== Assignment ==
Please print out every entry below, verbatim.

Dataset entries:
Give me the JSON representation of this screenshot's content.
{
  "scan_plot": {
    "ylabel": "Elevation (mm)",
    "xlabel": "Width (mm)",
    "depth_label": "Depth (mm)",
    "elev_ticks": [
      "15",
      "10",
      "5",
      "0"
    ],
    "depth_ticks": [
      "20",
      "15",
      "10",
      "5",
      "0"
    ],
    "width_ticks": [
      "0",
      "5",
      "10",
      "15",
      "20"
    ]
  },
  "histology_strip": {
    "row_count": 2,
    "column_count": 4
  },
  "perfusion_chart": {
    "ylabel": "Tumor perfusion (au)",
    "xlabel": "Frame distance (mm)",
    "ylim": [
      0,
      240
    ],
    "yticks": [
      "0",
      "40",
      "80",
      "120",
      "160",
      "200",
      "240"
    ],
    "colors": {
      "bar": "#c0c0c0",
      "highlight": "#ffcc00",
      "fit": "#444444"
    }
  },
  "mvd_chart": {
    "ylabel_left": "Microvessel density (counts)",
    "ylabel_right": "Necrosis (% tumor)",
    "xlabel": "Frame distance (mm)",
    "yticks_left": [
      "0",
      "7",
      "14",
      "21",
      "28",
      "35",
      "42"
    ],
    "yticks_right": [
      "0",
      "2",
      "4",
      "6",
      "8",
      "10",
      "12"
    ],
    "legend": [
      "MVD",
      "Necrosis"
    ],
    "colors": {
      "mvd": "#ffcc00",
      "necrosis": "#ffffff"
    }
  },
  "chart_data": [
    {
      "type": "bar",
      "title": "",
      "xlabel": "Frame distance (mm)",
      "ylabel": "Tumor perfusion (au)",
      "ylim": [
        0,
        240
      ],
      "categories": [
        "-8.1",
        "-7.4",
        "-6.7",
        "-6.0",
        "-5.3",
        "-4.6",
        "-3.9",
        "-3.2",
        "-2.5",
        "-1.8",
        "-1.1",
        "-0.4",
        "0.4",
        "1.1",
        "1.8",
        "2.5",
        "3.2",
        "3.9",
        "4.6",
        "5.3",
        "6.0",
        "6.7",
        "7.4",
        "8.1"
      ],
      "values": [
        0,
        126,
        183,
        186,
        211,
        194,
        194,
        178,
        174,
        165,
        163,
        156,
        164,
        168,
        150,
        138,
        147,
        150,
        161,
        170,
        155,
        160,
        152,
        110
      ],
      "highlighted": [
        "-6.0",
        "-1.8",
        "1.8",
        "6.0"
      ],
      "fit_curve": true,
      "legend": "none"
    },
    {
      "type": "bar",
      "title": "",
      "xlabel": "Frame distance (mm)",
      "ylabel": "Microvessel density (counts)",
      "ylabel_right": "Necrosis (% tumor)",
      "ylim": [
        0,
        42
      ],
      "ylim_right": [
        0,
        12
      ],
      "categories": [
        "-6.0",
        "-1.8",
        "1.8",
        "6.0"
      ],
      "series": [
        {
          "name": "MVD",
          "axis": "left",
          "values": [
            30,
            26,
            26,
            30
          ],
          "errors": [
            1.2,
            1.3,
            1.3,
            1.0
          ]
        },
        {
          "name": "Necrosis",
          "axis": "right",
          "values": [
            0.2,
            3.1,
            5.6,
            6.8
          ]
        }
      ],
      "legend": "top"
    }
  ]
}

== Exercise output ==
Give me the JSON representation of this screenshot's content.
{
  "scan_plot": {
    "ylabel": "Elevation (mm)",
    "xlabel": "Width (mm)",
    "depth_label": "Depth (mm)",
    "elev_ticks": [
      "15",
      "10",
      "5",
      "0"
    ],
    "depth_ticks": [
      "20",
      "15",
      "10",
      "5",
      "0"
    ],
    "width_ticks": [
      "0",
      "5",
      "10",
      "15",
      "20"
    ]
  },
  "histology_strip": {
    "row_count": 2,
    "column_count": 4
  },
  "perfusion_chart": {
    "ylabel": "Tumor perfusion (au)",
    "xlabel": "Frame distance (mm)",
    "ylim": [
      0,
      240
    ],
    "yticks": [
      "0",
      "40",
      "80",
      "120",
      "160",
      "200",
      "240"
    ],
    "colors": {
      "bar": "#c0c0c0",
      "highlight": "#ffcc00",
      "fit": "#444444"
    }
  },
  "mvd_chart": {
    "ylabel_left": "Microvessel density (counts)",
    "ylabel_right": "Necrosis (% tumor)",
    "xlabel": "Frame distance (mm)",
    "yticks_left": [
      "0",
      "7",
      "14",
      "21",
      "28",
      "35",
      "42"
    ],
    "yticks_right": [
      "0",
      "2",
      "4",
      "6",
      "8",
      "10",
      "12"
    ],
    "legend": [
      "MVD",
      "Necrosis"
    ],
    "colors": {
      "mvd": "#ffcc00",
      "necrosis": "#ffffff"
    }
  },
  "chart_data": [
    {
      "type": "bar",
      "title": "",
      "xlabel": "Frame distance (mm)",
      "ylabel": "Tumor perfusion (au)",
      "ylim": [
        0,
        240
      ],
      "categories": [
        "-8.1",
        "-7.4",
        "-6.7",
        "-6.0",
        "-5.3",
        "-4.6",
        "-3.9",
        "-3.2",
        "-2.5",
        "-1.8",
        "-1.1",
        "-0.4",
        "0.4",
        "1.1",
        "1.8",
        "2.5",
        "3.2",
        "3.9",
        "4.6",
        "5.3",
        "6.0",
        "6.7",
        "7.4",
        "8.1"
      ],
      "values": [
        0,
        126,
        183,
        186,
        211,
        194,
        194,
        178,
        174,
        165,
        163,
        156,
        164,
        168,
        150,
        138,
        147,
        150,
        161,
        170,
        155,
        160,
        152,
        110
      ],
      "highlighted": [
        "-6.0",
        "-1.8",
        "1.8",
        "6.0"
      ],
      "fit_curve": true,
      "legend": "none"
    },
    {
      "type": "bar",
      "title": "",
      "xlabel": "Frame distance (mm)",
      "ylabel": "Microvessel density (counts)",
      "ylabel_right": "Necrosis (% tumor)",
      "ylim": [
        0,
        42
      ],
      "ylim_right": [
        0,
        12
      ],
      "categories": [
        "-6.0",
        "-1.8",
        "1.8",
        "6.0"
      ],
      "series": [
        {
          "name": "MVD",
          "axis": "left",
          "values": [
            30,
            26,
            26,
            30
          ],
          "errors": [
            1.2,
            1.3,
            1.3,
            1.0
          ]
        },
        {
          "name": "Necrosis",
          "axis": "right",
          "values": [
            0.2,
            3.1,
            5.6,
            6.8
          ]
        }
      ],
      "legend": "top"
    }
  ]
}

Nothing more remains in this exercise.